>> Begin Dataset extract

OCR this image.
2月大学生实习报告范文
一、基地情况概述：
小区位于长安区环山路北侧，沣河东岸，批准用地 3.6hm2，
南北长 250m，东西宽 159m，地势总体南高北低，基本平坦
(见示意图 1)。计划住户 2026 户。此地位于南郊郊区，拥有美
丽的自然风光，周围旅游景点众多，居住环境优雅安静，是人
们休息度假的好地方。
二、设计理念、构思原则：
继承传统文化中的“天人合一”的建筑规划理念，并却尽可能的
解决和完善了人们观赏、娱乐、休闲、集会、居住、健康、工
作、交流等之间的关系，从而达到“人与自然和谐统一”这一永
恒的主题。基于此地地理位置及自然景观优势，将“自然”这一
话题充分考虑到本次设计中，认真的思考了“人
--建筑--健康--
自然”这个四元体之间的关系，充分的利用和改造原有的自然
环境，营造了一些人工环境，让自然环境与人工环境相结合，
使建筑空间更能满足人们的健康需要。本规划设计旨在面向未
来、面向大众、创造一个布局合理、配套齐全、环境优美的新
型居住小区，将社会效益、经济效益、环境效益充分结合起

>> End Dataset extract

Above are some records; repeat all of them exactly.

> _Task answer_:
OCR this image.
2月大学生实习报告范文
一、基地情况概述：
小区位于长安区环山路北侧，沣河东岸，批准用地 3.6hm2，
南北长 250m，东西宽 159m，地势总体南高北低，基本平坦
(见示意图 1)。计划住户 2026 户。此地位于南郊郊区，拥有美
丽的自然风光，周围旅游景点众多，居住环境优雅安静，是人
们休息度假的好地方。
二、设计理念、构思原则：
继承传统文化中的“天人合一”的建筑规划理念，并却尽可能的
解决和完善了人们观赏、娱乐、休闲、集会、居住、健康、工
作、交流等之间的关系，从而达到“人与自然和谐统一”这一永
恒的主题。基于此地地理位置及自然景观优势，将“自然”这一
话题充分考虑到本次设计中，认真的思考了“人
--建筑--健康--
自然”这个四元体之间的关系，充分的利用和改造原有的自然
环境，营造了一些人工环境，让自然环境与人工环境相结合，
使建筑空间更能满足人们的健康需要。本规划设计旨在面向未
来、面向大众、创造一个布局合理、配套齐全、环境优美的新
型居住小区，将社会效益、经济效益、环境效益充分结合起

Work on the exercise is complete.